++++ Dataset records

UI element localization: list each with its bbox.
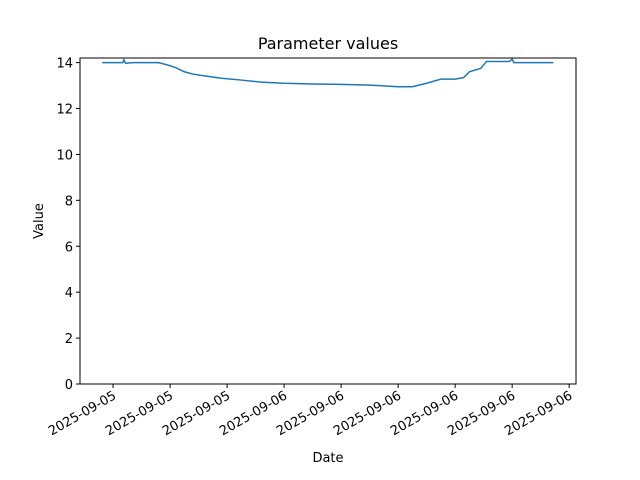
y-tick-label: 8	[65, 194, 73, 209]
y-tick-label: 14	[56, 57, 73, 72]
y-tick-label: 2	[65, 332, 73, 347]
chart-title: Parameter values	[258, 34, 398, 53]
y-tick-label: 12	[56, 103, 73, 118]
data-line	[102, 57, 554, 88]
y-axis-label: Value	[32, 203, 47, 239]
y-tick-label: 0	[65, 378, 73, 393]
y-tick-label: 6	[65, 240, 73, 255]
x-axis-label: Date	[312, 451, 343, 466]
plot-frame	[79, 57, 577, 385]
y-tick-label: 4	[65, 286, 73, 301]
y-tick-label: 10	[56, 148, 73, 163]
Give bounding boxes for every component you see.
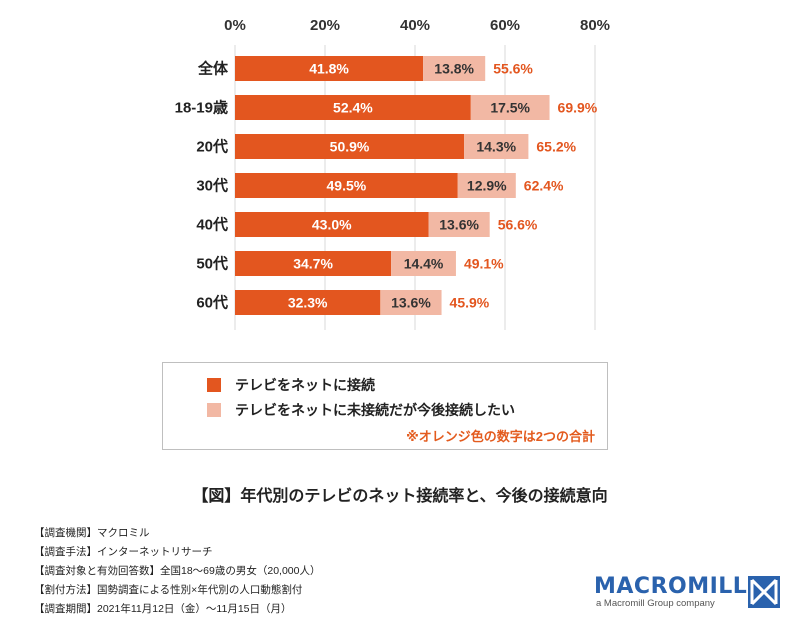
logo-tagline: a Macromill Group company xyxy=(596,598,715,609)
data-label-intend: 12.9% xyxy=(467,178,507,194)
legend-item-intend: テレビをネットに未接続だが今後接続したい xyxy=(207,400,515,420)
data-label-intend: 13.6% xyxy=(391,295,431,311)
bar-connected xyxy=(235,173,458,198)
category-label: 18-19歳 xyxy=(175,99,228,117)
meta-target: 【調査対象と有効回答数】全国18～69歳の男女（20,000人） xyxy=(34,565,321,577)
category-label: 60代 xyxy=(196,294,228,312)
bar-connected xyxy=(235,134,465,159)
data-label-connected: 41.8% xyxy=(309,61,349,77)
data-label-intend: 17.5% xyxy=(490,100,530,116)
bar-intend xyxy=(470,95,550,120)
bar-connected xyxy=(235,251,392,276)
data-label-connected: 49.5% xyxy=(327,178,367,194)
data-label-connected: 50.9% xyxy=(330,139,370,155)
category-label: 40代 xyxy=(196,216,228,234)
data-label-connected: 52.4% xyxy=(333,100,373,116)
data-label-total: 55.6% xyxy=(493,61,533,77)
legend-label-connected: テレビをネットに接続 xyxy=(235,377,375,393)
x-tick-label: 60% xyxy=(490,17,520,34)
legend-note: ※オレンジ色の数字は2つの合計 xyxy=(406,429,595,444)
macromill-logo: MACROMILL a Macromill Group company xyxy=(594,574,784,620)
legend-item-connected: テレビをネットに接続 xyxy=(207,375,375,395)
meta-method: 【調査手法】インターネットリサーチ xyxy=(34,546,213,558)
logo-mark-icon xyxy=(748,576,780,608)
bar-intend xyxy=(423,56,486,81)
meta-period: 【調査期間】2021年11月12日（金）～11月15日（月） xyxy=(34,603,292,615)
survey-metadata: 【調査機関】マクロミル 【調査手法】インターネットリサーチ 【調査対象と有効回答… xyxy=(34,524,320,619)
logo-wordmark: MACROMILL xyxy=(594,574,748,599)
figure-caption: 【図】年代別のテレビのネット接続率と、今後の接続意向 xyxy=(192,488,608,505)
data-label-total: 56.6% xyxy=(498,217,538,233)
legend-swatch-intend xyxy=(207,403,221,417)
bar-connected xyxy=(235,56,424,81)
bar-intend xyxy=(380,290,442,315)
x-tick-label: 0% xyxy=(224,17,246,34)
data-label-intend: 13.6% xyxy=(439,217,479,233)
legend-swatch-connected xyxy=(207,378,221,392)
data-label-connected: 43.0% xyxy=(312,217,352,233)
meta-organization: 【調査機関】マクロミル xyxy=(34,527,150,539)
legend: テレビをネットに接続 テレビをネットに未接続だが今後接続したい ※オレンジ色の数… xyxy=(162,362,608,450)
data-label-intend: 14.4% xyxy=(404,256,444,272)
bar-connected xyxy=(235,95,471,120)
data-label-total: 65.2% xyxy=(536,139,576,155)
x-tick-label: 40% xyxy=(400,17,430,34)
data-label-total: 62.4% xyxy=(524,178,564,194)
data-label-connected: 34.7% xyxy=(293,256,333,272)
bar-connected xyxy=(235,212,429,237)
legend-label-intend: テレビをネットに未接続だが今後接続したい xyxy=(235,402,515,418)
category-label: 全体 xyxy=(197,60,229,78)
category-label: 30代 xyxy=(196,177,228,195)
data-label-connected: 32.3% xyxy=(288,295,328,311)
x-tick-label: 20% xyxy=(310,17,340,34)
bar-intend xyxy=(464,134,529,159)
meta-allocation: 【割付方法】国勢調査による性別×年代別の人口動態割付 xyxy=(34,584,303,596)
bar-connected xyxy=(235,290,381,315)
x-tick-label: 80% xyxy=(580,17,610,34)
data-label-total: 69.9% xyxy=(558,100,598,116)
data-label-total: 49.1% xyxy=(464,256,504,272)
category-label: 20代 xyxy=(196,138,228,156)
bar-intend xyxy=(428,212,490,237)
bar-intend xyxy=(391,251,456,276)
data-label-intend: 14.3% xyxy=(476,139,516,155)
stacked-bar-chart: 0% 20% 40% 60% 80% 全体 41.8% 13.8% 55.6% 18-19歳 52.… xyxy=(175,17,610,330)
bar-intend xyxy=(457,173,516,198)
data-label-intend: 13.8% xyxy=(434,61,474,77)
category-label: 50代 xyxy=(196,255,228,273)
data-label-total: 45.9% xyxy=(450,295,490,311)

++++++++

**What this task involves:** Reproduce every line of the records with "y-tick-label" swapped for "y-axis-tick" throughout and everything else left unchanged. Omit the pictures.

**Correct result:**
UI element localization: list each with its bbox.
y-axis-tick: 8	[65, 194, 73, 209]
y-axis-tick: 14	[56, 57, 73, 72]
y-axis-tick: 2	[65, 332, 73, 347]
chart-title: Parameter values	[258, 34, 398, 53]
y-axis-tick: 12	[56, 103, 73, 118]
data-line	[102, 57, 554, 88]
y-axis-label: Value	[32, 203, 47, 239]
y-axis-tick: 0	[65, 378, 73, 393]
y-axis-tick: 6	[65, 240, 73, 255]
x-axis-label: Date	[312, 451, 343, 466]
plot-frame	[79, 57, 577, 385]
y-axis-tick: 4	[65, 286, 73, 301]
y-axis-tick: 10	[56, 148, 73, 163]
Give bounding boxes for every component you see.
logo-tagline: a Macromill Group company xyxy=(596,598,715,609)
data-label-intend: 12.9% xyxy=(467,178,507,194)
legend-item-intend: テレビをネットに未接続だが今後接続したい xyxy=(207,400,515,420)
data-label-intend: 13.6% xyxy=(391,295,431,311)
bar-connected xyxy=(235,173,458,198)
category-label: 18-19歳 xyxy=(175,99,228,117)
meta-target: 【調査対象と有効回答数】全国18～69歳の男女（20,000人） xyxy=(34,565,321,577)
category-label: 60代 xyxy=(196,294,228,312)
bar-connected xyxy=(235,134,465,159)
data-label-connected: 41.8% xyxy=(309,61,349,77)
data-label-intend: 17.5% xyxy=(490,100,530,116)
bar-intend xyxy=(470,95,550,120)
bar-connected xyxy=(235,251,392,276)
data-label-connected: 49.5% xyxy=(327,178,367,194)
data-label-connected: 50.9% xyxy=(330,139,370,155)
category-label: 40代 xyxy=(196,216,228,234)
data-label-connected: 52.4% xyxy=(333,100,373,116)
data-label-total: 55.6% xyxy=(493,61,533,77)
legend-label-connected: テレビをネットに接続 xyxy=(235,377,375,393)
x-tick-label: 60% xyxy=(490,17,520,34)
legend-note: ※オレンジ色の数字は2つの合計 xyxy=(406,429,595,444)
macromill-logo: MACROMILL a Macromill Group company xyxy=(594,574,784,620)
legend-item-connected: テレビをネットに接続 xyxy=(207,375,375,395)
meta-method: 【調査手法】インターネットリサーチ xyxy=(34,546,213,558)
logo-mark-icon xyxy=(748,576,780,608)
bar-intend xyxy=(423,56,486,81)
meta-period: 【調査期間】2021年11月12日（金）～11月15日（月） xyxy=(34,603,292,615)
survey-metadata: 【調査機関】マクロミル 【調査手法】インターネットリサーチ 【調査対象と有効回答… xyxy=(34,524,320,619)
logo-wordmark: MACROMILL xyxy=(594,574,748,599)
figure-caption: 【図】年代別のテレビのネット接続率と、今後の接続意向 xyxy=(192,488,608,505)
data-label-total: 56.6% xyxy=(498,217,538,233)
legend-swatch-intend xyxy=(207,403,221,417)
bar-connected xyxy=(235,56,424,81)
bar-intend xyxy=(380,290,442,315)
x-tick-label: 0% xyxy=(224,17,246,34)
data-label-intend: 13.6% xyxy=(439,217,479,233)
legend-swatch-connected xyxy=(207,378,221,392)
data-label-connected: 43.0% xyxy=(312,217,352,233)
meta-organization: 【調査機関】マクロミル xyxy=(34,527,150,539)
legend: テレビをネットに接続 テレビをネットに未接続だが今後接続したい ※オレンジ色の数… xyxy=(162,362,608,450)
data-label-intend: 14.4% xyxy=(404,256,444,272)
bar-connected xyxy=(235,95,471,120)
data-label-total: 65.2% xyxy=(536,139,576,155)
x-tick-label: 40% xyxy=(400,17,430,34)
data-label-total: 62.4% xyxy=(524,178,564,194)
data-label-connected: 34.7% xyxy=(293,256,333,272)
bar-connected xyxy=(235,212,429,237)
legend-label-intend: テレビをネットに未接続だが今後接続したい xyxy=(235,402,515,418)
category-label: 全体 xyxy=(197,60,229,78)
category-label: 30代 xyxy=(196,177,228,195)
data-label-connected: 32.3% xyxy=(288,295,328,311)
x-tick-label: 20% xyxy=(310,17,340,34)
bar-intend xyxy=(464,134,529,159)
meta-allocation: 【割付方法】国勢調査による性別×年代別の人口動態割付 xyxy=(34,584,303,596)
bar-connected xyxy=(235,290,381,315)
x-tick-label: 80% xyxy=(580,17,610,34)
data-label-total: 69.9% xyxy=(558,100,598,116)
data-label-total: 49.1% xyxy=(464,256,504,272)
category-label: 20代 xyxy=(196,138,228,156)
bar-intend xyxy=(428,212,490,237)
bar-intend xyxy=(391,251,456,276)
data-label-intend: 14.3% xyxy=(476,139,516,155)
stacked-bar-chart: 0% 20% 40% 60% 80% 全体 41.8% 13.8% 55.6% 18-19歳 52.… xyxy=(175,17,610,330)
bar-intend xyxy=(457,173,516,198)
data-label-intend: 13.8% xyxy=(434,61,474,77)
category-label: 50代 xyxy=(196,255,228,273)
data-label-total: 45.9% xyxy=(450,295,490,311)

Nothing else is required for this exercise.